**Exercise**
Write out all records as given; omit images.

— BEGIN —

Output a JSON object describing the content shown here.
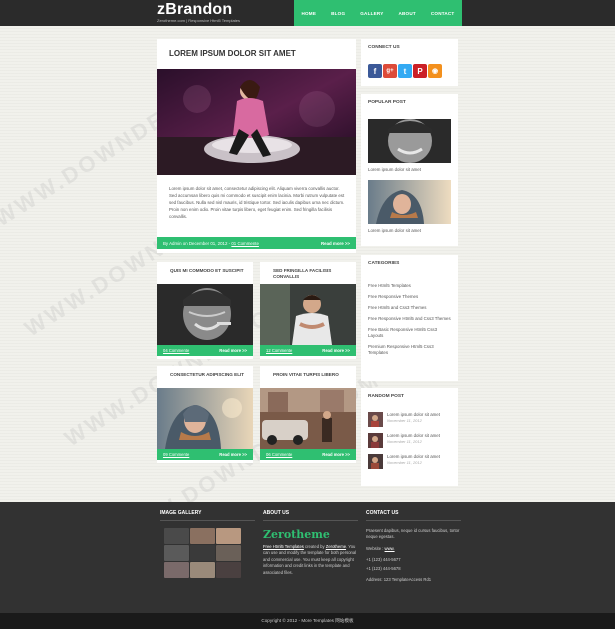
{
  "header": {
    "logo": "zBrandon",
    "tagline": "Zerotheme.com | Responsive Html5 Templates",
    "nav": [
      "HOME",
      "BLOG",
      "GALLERY",
      "ABOUT",
      "CONTACT"
    ]
  },
  "main_post": {
    "title": "LOREM IPSUM DOLOR SIT AMET",
    "image": "woman-on-car-photo",
    "text": "Lorem ipsum dolor sit amet, consectetur adipiscing elit. Aliquam viverra convallis auctor. Sed accumsan libero quis mi commodo et suscipit enim lacinia. Morbi rutrum vulputate est sed faucibus. Nulla sed nisl mauris, id tristique tortor. Sed iaculis dapibus urna nec dictum. Proin non enim odio. Proin vitae turpis libero, eget feugiat enim. Sed fringilla facilisis convallis.",
    "meta_prefix": "By Admin on December 01, 2012 - ",
    "comments": "01 Commente",
    "readmore": "Read more >>"
  },
  "small_posts": [
    {
      "title": "QUIS MI COMMODO ET SUSCIPIT",
      "comments": "04 Commente",
      "readmore": "Read more >>"
    },
    {
      "title": "SED FRINGILLA FACILISIS CONVALLIS",
      "comments": "12 Commente",
      "readmore": "Read more >>"
    },
    {
      "title": "CONSECTETUR ADIPISCING ELIT",
      "comments": "09 Commente",
      "readmore": "Read more >>"
    },
    {
      "title": "PROIN VITAE TURPIS LIBERO",
      "comments": "06 Commente",
      "readmore": "Read more >>"
    }
  ],
  "sidebar": {
    "connect_title": "CONNECT US",
    "social": [
      {
        "icon": "facebook-icon",
        "glyph": "f",
        "color": "#3b5998"
      },
      {
        "icon": "googleplus-icon",
        "glyph": "g+",
        "color": "#dd4b39"
      },
      {
        "icon": "twitter-icon",
        "glyph": "t",
        "color": "#33aaf3"
      },
      {
        "icon": "pinterest-icon",
        "glyph": "P",
        "color": "#cb2027"
      },
      {
        "icon": "rss-icon",
        "glyph": "◉",
        "color": "#f3901d"
      }
    ],
    "popular_title": "POPULAR POST",
    "popular_captions": [
      "Lorem ipsum dolor sit amet",
      "Lorem ipsum dolor sit amet"
    ],
    "categories_title": "CATEGORIES",
    "categories": [
      "Free Html5 Templates",
      "Free Responsive Themes",
      "Free Html5 and Css3 Themes",
      "Free Responsive Html5 and Css3 Themes",
      "Free Basic Responsive Html5 Css3 Layouts",
      "Premium Responsive Html5 Css3 Templates"
    ],
    "random_title": "RANDOM POST",
    "random_posts": [
      {
        "title": "Lorem ipsum dolor sit amet",
        "date": "November 11, 2012"
      },
      {
        "title": "Lorem ipsum dolor sit amet",
        "date": "November 11, 2012"
      },
      {
        "title": "Lorem ipsum dolor sit amet",
        "date": "November 11, 2012"
      }
    ]
  },
  "footer": {
    "gallery_title": "IMAGE GALLERY",
    "about_title": "ABOUT US",
    "about_brand": "Zerotheme",
    "about_link": "Free Html5 Templates",
    "about_text_1": " created by ",
    "about_author": "Zerotheme",
    "about_text_2": ". You can use and modify the template for both personal and commercial use. You must keep all copyright information and credit links in the template and associated files.",
    "contact_title": "CONTACT US",
    "contact_intro": "Praesent dapibus, neque id cursus faucibus, tortor neque egestas.",
    "website_label": "Website : ",
    "website": "www.",
    "phone1": "+1 (123) 444-5677",
    "phone2": "+1 (123) 444-5678",
    "address": "Address: 123 TemplateAccess Rd1"
  },
  "copyright": "Copyright © 2012 - More Templates 网站模板",
  "watermark": "WWW.DOWNDEMO.COM"
}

— END —

**Answer to the task**
Output a JSON object describing the content shown here.
{
  "header": {
    "logo": "zBrandon",
    "tagline": "Zerotheme.com | Responsive Html5 Templates",
    "nav": [
      "HOME",
      "BLOG",
      "GALLERY",
      "ABOUT",
      "CONTACT"
    ]
  },
  "main_post": {
    "title": "LOREM IPSUM DOLOR SIT AMET",
    "image": "woman-on-car-photo",
    "text": "Lorem ipsum dolor sit amet, consectetur adipiscing elit. Aliquam viverra convallis auctor. Sed accumsan libero quis mi commodo et suscipit enim lacinia. Morbi rutrum vulputate est sed faucibus. Nulla sed nisl mauris, id tristique tortor. Sed iaculis dapibus urna nec dictum. Proin non enim odio. Proin vitae turpis libero, eget feugiat enim. Sed fringilla facilisis convallis.",
    "meta_prefix": "By Admin on December 01, 2012 - ",
    "comments": "01 Commente",
    "readmore": "Read more >>"
  },
  "small_posts": [
    {
      "title": "QUIS MI COMMODO ET SUSCIPIT",
      "comments": "04 Commente",
      "readmore": "Read more >>"
    },
    {
      "title": "SED FRINGILLA FACILISIS CONVALLIS",
      "comments": "12 Commente",
      "readmore": "Read more >>"
    },
    {
      "title": "CONSECTETUR ADIPISCING ELIT",
      "comments": "09 Commente",
      "readmore": "Read more >>"
    },
    {
      "title": "PROIN VITAE TURPIS LIBERO",
      "comments": "06 Commente",
      "readmore": "Read more >>"
    }
  ],
  "sidebar": {
    "connect_title": "CONNECT US",
    "social": [
      {
        "icon": "facebook-icon",
        "glyph": "f",
        "color": "#3b5998"
      },
      {
        "icon": "googleplus-icon",
        "glyph": "g+",
        "color": "#dd4b39"
      },
      {
        "icon": "twitter-icon",
        "glyph": "t",
        "color": "#33aaf3"
      },
      {
        "icon": "pinterest-icon",
        "glyph": "P",
        "color": "#cb2027"
      },
      {
        "icon": "rss-icon",
        "glyph": "◉",
        "color": "#f3901d"
      }
    ],
    "popular_title": "POPULAR POST",
    "popular_captions": [
      "Lorem ipsum dolor sit amet",
      "Lorem ipsum dolor sit amet"
    ],
    "categories_title": "CATEGORIES",
    "categories": [
      "Free Html5 Templates",
      "Free Responsive Themes",
      "Free Html5 and Css3 Themes",
      "Free Responsive Html5 and Css3 Themes",
      "Free Basic Responsive Html5 Css3 Layouts",
      "Premium Responsive Html5 Css3 Templates"
    ],
    "random_title": "RANDOM POST",
    "random_posts": [
      {
        "title": "Lorem ipsum dolor sit amet",
        "date": "November 11, 2012"
      },
      {
        "title": "Lorem ipsum dolor sit amet",
        "date": "November 11, 2012"
      },
      {
        "title": "Lorem ipsum dolor sit amet",
        "date": "November 11, 2012"
      }
    ]
  },
  "footer": {
    "gallery_title": "IMAGE GALLERY",
    "about_title": "ABOUT US",
    "about_brand": "Zerotheme",
    "about_link": "Free Html5 Templates",
    "about_text_1": " created by ",
    "about_author": "Zerotheme",
    "about_text_2": ". You can use and modify the template for both personal and commercial use. You must keep all copyright information and credit links in the template and associated files.",
    "contact_title": "CONTACT US",
    "contact_intro": "Praesent dapibus, neque id cursus faucibus, tortor neque egestas.",
    "website_label": "Website : ",
    "website": "www.",
    "phone1": "+1 (123) 444-5677",
    "phone2": "+1 (123) 444-5678",
    "address": "Address: 123 TemplateAccess Rd1"
  },
  "copyright": "Copyright © 2012 - More Templates 网站模板",
  "watermark": "WWW.DOWNDEMO.COM"
}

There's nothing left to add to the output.